::: Extracted data :::
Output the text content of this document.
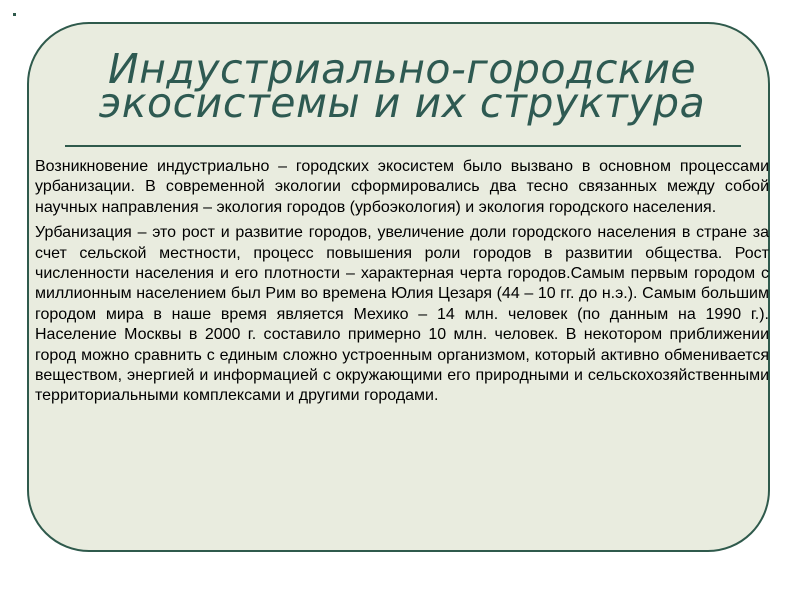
Индустриально-городские
экосистемы и их структура

Возникновение индустриально – городских экосистем было вызвано в основном процессами урбанизации. В современной экологии сформировались два тесно связанных между собой научных направления – экология городов (урбоэкология) и экология городского населения.

Урбанизация – это рост и развитие городов, увеличение доли городского населения в стране за счет сельской местности, процесс повышения роли городов в развитии общества. Рост численности населения и его плотности – характерная черта городов.Самым первым городом с миллионным населением был Рим во времена Юлия Цезаря (44 – 10 гг. до н.э.). Самым большим городом мира в наше время является Мехико – 14 млн. человек (по данным на 1990 г.). Население Москвы в 2000 г. составило примерно 10 млн. человек. В некотором приближении город можно сравнить с единым сложно устроенным организмом, который активно обменивается веществом, энергией и информацией с окружающими его природными и сельскохозяйственными территориальными комплексами и другими городами.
:::
▸ **Challenge**:
The pictures should not appear in the copy; every other part of the records above must be returned exactly.

▸ **Task response**:
Output the text content of this document.
Индустриально-городские
экосистемы и их структура

Возникновение индустриально – городских экосистем было вызвано в основном процессами урбанизации. В современной экологии сформировались два тесно связанных между собой научных направления – экология городов (урбоэкология) и экология городского населения.

Урбанизация – это рост и развитие городов, увеличение доли городского населения в стране за счет сельской местности, процесс повышения роли городов в развитии общества. Рост численности населения и его плотности – характерная черта городов.Самым первым городом с миллионным населением был Рим во времена Юлия Цезаря (44 – 10 гг. до н.э.). Самым большим городом мира в наше время является Мехико – 14 млн. человек (по данным на 1990 г.). Население Москвы в 2000 г. составило примерно 10 млн. человек. В некотором приближении город можно сравнить с единым сложно устроенным организмом, который активно обменивается веществом, энергией и информацией с окружающими его природными и сельскохозяйственными территориальными комплексами и другими городами.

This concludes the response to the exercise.